==== DATASET RECORDS
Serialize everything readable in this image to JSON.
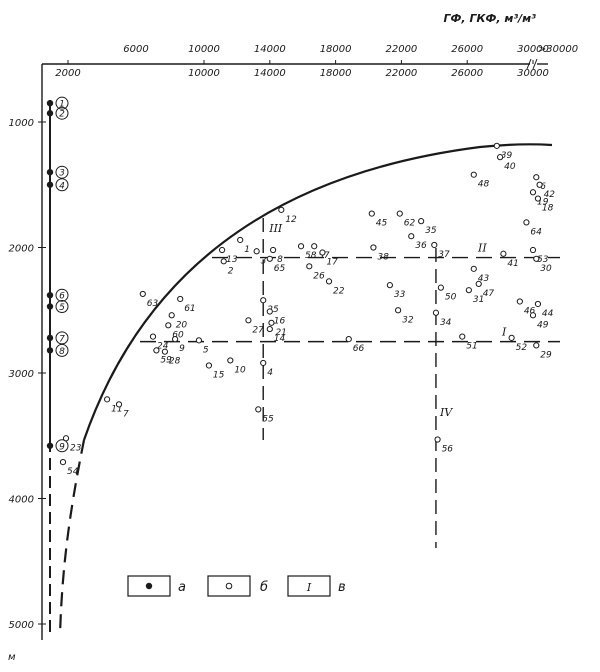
{
  "chart_data": {
    "type": "scatter",
    "title": "",
    "xlabel": "ГФ, ГКФ, м³/м³",
    "ylabel": "м",
    "x_ticks_bottom": [
      "2000",
      "10000",
      "14000",
      "18000",
      "22000",
      "26000",
      "30000"
    ],
    "x_ticks_top": [
      "6000",
      "10000",
      "14000",
      "18000",
      "22000",
      "26000",
      "30000",
      ">30000"
    ],
    "y_ticks": [
      "1000",
      "2000",
      "3000",
      "4000",
      "5000"
    ],
    "ylim": [
      600,
      5100
    ],
    "series": [
      {
        "legend_key": "а",
        "marker": "filled",
        "points": [
          {
            "label": "1",
            "y": 850
          },
          {
            "label": "2",
            "y": 930
          },
          {
            "label": "3",
            "y": 1400
          },
          {
            "label": "4",
            "y": 1500
          },
          {
            "label": "6",
            "y": 2380
          },
          {
            "label": "5",
            "y": 2470
          },
          {
            "label": "7",
            "y": 2720
          },
          {
            "label": "8",
            "y": 2820
          },
          {
            "label": "9",
            "y": 3580
          }
        ]
      },
      {
        "legend_key": "б",
        "marker": "open",
        "points": [
          {
            "label": "39",
            "x": 27800,
            "y": 1190
          },
          {
            "label": "40",
            "x": 28000,
            "y": 1280
          },
          {
            "label": "48",
            "x": 26400,
            "y": 1420
          },
          {
            "label": "6",
            "x": 30200,
            "y": 1440
          },
          {
            "label": "42",
            "x": 30400,
            "y": 1500
          },
          {
            "label": "19",
            "x": 30000,
            "y": 1560
          },
          {
            "label": "18",
            "x": 30300,
            "y": 1610
          },
          {
            "label": "64",
            "x": 29600,
            "y": 1800
          },
          {
            "label": "12",
            "x": 14700,
            "y": 1700
          },
          {
            "label": "45",
            "x": 20200,
            "y": 1730
          },
          {
            "label": "62",
            "x": 21900,
            "y": 1730
          },
          {
            "label": "35",
            "x": 23200,
            "y": 1790
          },
          {
            "label": "36",
            "x": 22600,
            "y": 1910
          },
          {
            "label": "1",
            "x": 12200,
            "y": 1940
          },
          {
            "label": "3",
            "x": 13200,
            "y": 2030
          },
          {
            "label": "8",
            "x": 14200,
            "y": 2020
          },
          {
            "label": "58",
            "x": 15900,
            "y": 1990
          },
          {
            "label": "57",
            "x": 16700,
            "y": 1990
          },
          {
            "label": "17",
            "x": 17200,
            "y": 2040
          },
          {
            "label": "13",
            "x": 11100,
            "y": 2020
          },
          {
            "label": "38",
            "x": 20300,
            "y": 2000
          },
          {
            "label": "37",
            "x": 24000,
            "y": 1980
          },
          {
            "label": "53",
            "x": 30000,
            "y": 2020
          },
          {
            "label": "2",
            "x": 11200,
            "y": 2110
          },
          {
            "label": "65",
            "x": 14000,
            "y": 2090
          },
          {
            "label": "26",
            "x": 16400,
            "y": 2150
          },
          {
            "label": "22",
            "x": 17600,
            "y": 2270
          },
          {
            "label": "30",
            "x": 30200,
            "y": 2090
          },
          {
            "label": "41",
            "x": 28200,
            "y": 2050
          },
          {
            "label": "43",
            "x": 26400,
            "y": 2170
          },
          {
            "label": "47",
            "x": 26700,
            "y": 2290
          },
          {
            "label": "33",
            "x": 21300,
            "y": 2300
          },
          {
            "label": "50",
            "x": 24400,
            "y": 2320
          },
          {
            "label": "31",
            "x": 26100,
            "y": 2340
          },
          {
            "label": "32",
            "x": 21800,
            "y": 2500
          },
          {
            "label": "34",
            "x": 24100,
            "y": 2520
          },
          {
            "label": "46",
            "x": 29200,
            "y": 2430
          },
          {
            "label": "44",
            "x": 30300,
            "y": 2450
          },
          {
            "label": "49",
            "x": 30000,
            "y": 2540
          },
          {
            "label": "63",
            "x": 6400,
            "y": 2370
          },
          {
            "label": "61",
            "x": 8600,
            "y": 2410
          },
          {
            "label": "25",
            "x": 13600,
            "y": 2420
          },
          {
            "label": "16",
            "x": 14000,
            "y": 2510
          },
          {
            "label": "21",
            "x": 14100,
            "y": 2600
          },
          {
            "label": "20",
            "x": 8100,
            "y": 2540
          },
          {
            "label": "27",
            "x": 12700,
            "y": 2580
          },
          {
            "label": "60",
            "x": 7900,
            "y": 2620
          },
          {
            "label": "14",
            "x": 14000,
            "y": 2650
          },
          {
            "label": "24",
            "x": 7000,
            "y": 2710
          },
          {
            "label": "9",
            "x": 8300,
            "y": 2730
          },
          {
            "label": "5",
            "x": 9700,
            "y": 2740
          },
          {
            "label": "66",
            "x": 18800,
            "y": 2730
          },
          {
            "label": "51",
            "x": 25700,
            "y": 2710
          },
          {
            "label": "52",
            "x": 28700,
            "y": 2720
          },
          {
            "label": "29",
            "x": 30200,
            "y": 2780
          },
          {
            "label": "59",
            "x": 7200,
            "y": 2820
          },
          {
            "label": "28",
            "x": 7700,
            "y": 2830
          },
          {
            "label": "15",
            "x": 10300,
            "y": 2940
          },
          {
            "label": "10",
            "x": 11600,
            "y": 2900
          },
          {
            "label": "4",
            "x": 13600,
            "y": 2920
          },
          {
            "label": "11",
            "x": 4300,
            "y": 3210
          },
          {
            "label": "7",
            "x": 5000,
            "y": 3250
          },
          {
            "label": "55",
            "x": 13300,
            "y": 3290
          },
          {
            "label": "23",
            "x": 1800,
            "y": 3520
          },
          {
            "label": "56",
            "x": 24200,
            "y": 3530
          },
          {
            "label": "54",
            "x": 1500,
            "y": 3710
          }
        ]
      }
    ],
    "boundary_lines": [
      {
        "label": "I",
        "orientation": "horizontal",
        "y": 2750
      },
      {
        "label": "II",
        "orientation": "horizontal",
        "y": 2080
      },
      {
        "label": "III",
        "orientation": "vertical",
        "x": 13600
      },
      {
        "label": "IV",
        "orientation": "vertical",
        "x": 24100
      }
    ],
    "legend": [
      {
        "key": "а",
        "symbol": "filled-circle"
      },
      {
        "key": "б",
        "symbol": "open-circle"
      },
      {
        "key": "в",
        "symbol": "roman-numeral",
        "text": "I"
      }
    ],
    "grid": false
  }
}
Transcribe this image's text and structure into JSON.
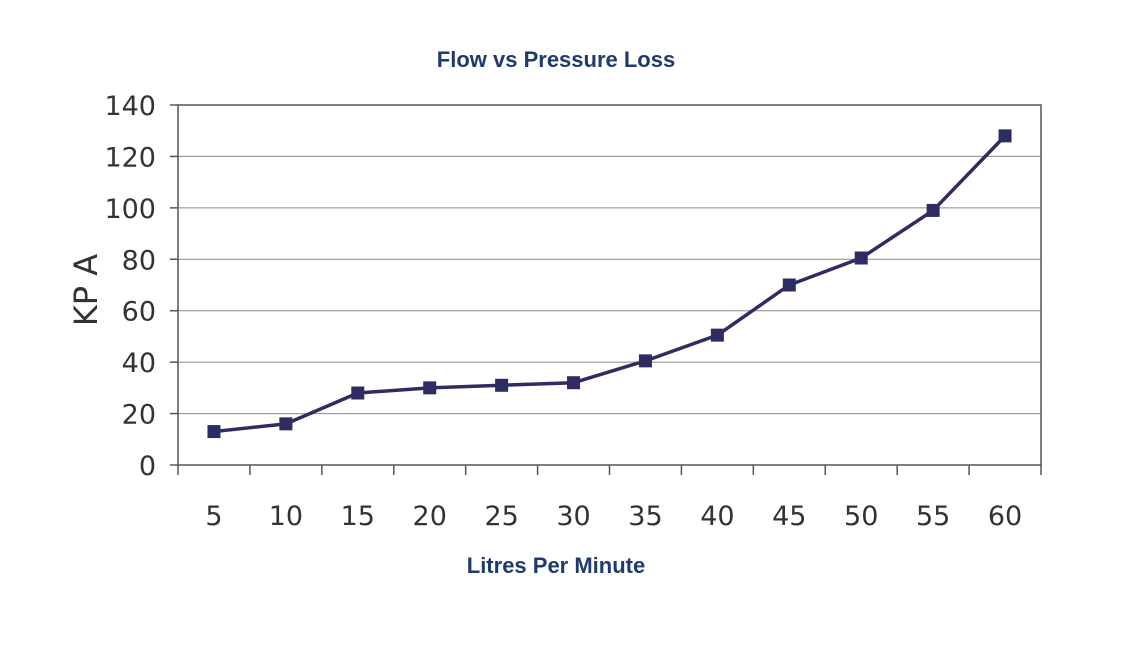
{
  "chart_data": {
    "type": "line",
    "title": "Flow vs Pressure Loss",
    "xlabel": "Litres Per Minute",
    "ylabel": "KP A",
    "categories": [
      "5",
      "10",
      "15",
      "20",
      "25",
      "30",
      "35",
      "40",
      "45",
      "50",
      "55",
      "60"
    ],
    "series": [
      {
        "values": [
          13,
          16,
          28,
          30,
          31,
          32,
          40.5,
          50.5,
          70,
          80.5,
          99,
          128
        ]
      }
    ],
    "ylim": [
      0,
      140
    ],
    "yticks": [
      "0",
      "20",
      "40",
      "60",
      "80",
      "100",
      "120",
      "140"
    ],
    "grid": true,
    "legend": "none",
    "line_color": "#2e2d63",
    "marker": "square",
    "title_color": "#1f3a6e"
  }
}
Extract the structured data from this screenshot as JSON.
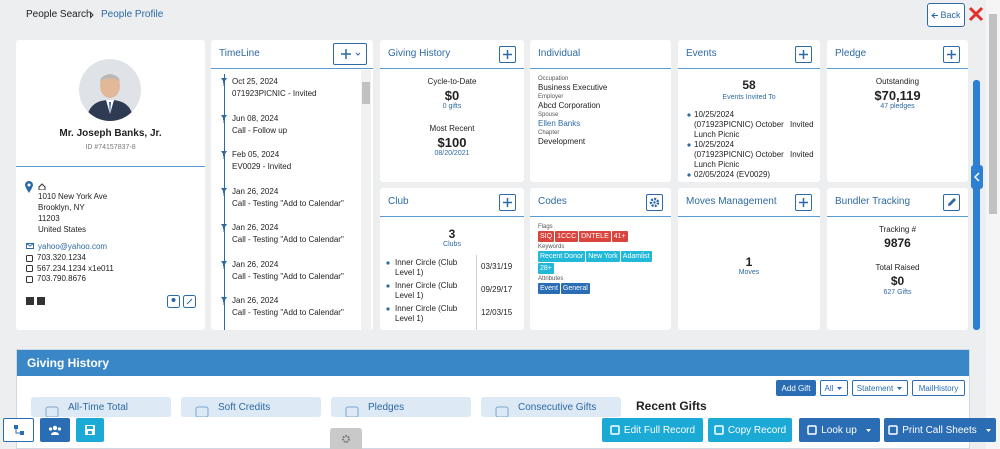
{
  "breadcrumb": {
    "parent": "People Search",
    "current": "People Profile"
  },
  "back_button": "Back",
  "profile": {
    "name": "Mr. Joseph Banks, Jr.",
    "id": "ID #74157837-8",
    "address": [
      "1010 New York Ave",
      "Brooklyn, NY",
      "11203",
      "United States"
    ],
    "email": "yahoo@yahoo.com",
    "phones": [
      "703.320.1234",
      "567.234.1234 x1e011",
      "703.790.8676"
    ]
  },
  "timeline": {
    "title": "TimeLine",
    "items": [
      {
        "date": "Oct 25, 2024",
        "text": "071923PICNIC - Invited"
      },
      {
        "date": "Jun 08, 2024",
        "text": "Call - Follow up"
      },
      {
        "date": "Feb 05, 2024",
        "text": "EV0029 - Invited"
      },
      {
        "date": "Jan 26, 2024",
        "text": "Call - Testing \"Add to Calendar\""
      },
      {
        "date": "Jan 26, 2024",
        "text": "Call - Testing \"Add to Calendar\""
      },
      {
        "date": "Jan 26, 2024",
        "text": "Call - Testing \"Add to Calendar\""
      },
      {
        "date": "Jan 26, 2024",
        "text": "Call - Testing \"Add to Calendar\""
      }
    ]
  },
  "giving_card": {
    "title": "Giving History",
    "cycle_label": "Cycle-to-Date",
    "cycle_amount": "$0",
    "cycle_gifts": "0 gifts",
    "recent_label": "Most Recent",
    "recent_amount": "$100",
    "recent_date": "08/20/2021"
  },
  "individual": {
    "title": "Individual",
    "fields": [
      {
        "label": "Occupation",
        "value": "Business Executive"
      },
      {
        "label": "Employer",
        "value": "Abcd Corporation"
      },
      {
        "label": "Spouse",
        "value": "Ellen Banks"
      },
      {
        "label": "Chapter",
        "value": "Development"
      }
    ]
  },
  "events": {
    "title": "Events",
    "count": "58",
    "count_label": "Events Invited To",
    "items": [
      {
        "text": "10/25/2024 (071923PICNIC) October Lunch Picnic",
        "status": "Invited"
      },
      {
        "text": "10/25/2024 (071923PICNIC) October Lunch Picnic",
        "status": "Invited"
      },
      {
        "text": "02/05/2024 (EV0029)"
      }
    ]
  },
  "pledge": {
    "title": "Pledge",
    "label": "Outstanding",
    "amount": "$70,119",
    "count": "47 pledges"
  },
  "club": {
    "title": "Club",
    "count": "3",
    "count_label": "Clubs",
    "items": [
      {
        "name": "Inner Circle (Club Level 1)",
        "date": "03/31/19"
      },
      {
        "name": "Inner Circle (Club Level 1)",
        "date": "09/29/17"
      },
      {
        "name": "Inner Circle (Club Level 1)",
        "date": "12/03/15"
      }
    ]
  },
  "codes": {
    "title": "Codes",
    "groups": [
      {
        "label": "Flags",
        "tags": [
          "SIQ",
          "1CCC",
          "DNTELE",
          "41+"
        ]
      },
      {
        "label": "Keywords",
        "tags": [
          "Recent Donor",
          "New York",
          "Adamlist",
          "28+"
        ]
      },
      {
        "label": "Attributes",
        "tags": [
          "Event",
          "General"
        ]
      }
    ]
  },
  "moves": {
    "title": "Moves Management",
    "count": "1",
    "count_label": "Moves"
  },
  "bundler": {
    "title": "Bundler Tracking",
    "tracking_label": "Tracking #",
    "tracking": "9876",
    "raised_label": "Total Raised",
    "raised": "$0",
    "gifts": "627 Gifts"
  },
  "giving_section": {
    "title": "Giving History",
    "buttons": [
      "Add Gift",
      "All",
      "Statement",
      "MailHistory"
    ],
    "tiles": [
      "All-Time Total",
      "Soft Credits",
      "Pledges",
      "Consecutive Gifts"
    ],
    "recent_gifts": "Recent Gifts"
  },
  "toolbar": [
    "Edit Full Record",
    "Copy Record",
    "Look up",
    "Print Call Sheets"
  ]
}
========
▸ AIM OF THE TASK
Select every line of the records holding the string "Total".

▸ RESPONSE BELOW
    "raised_label": "Total Raised",
      "All-Time Total",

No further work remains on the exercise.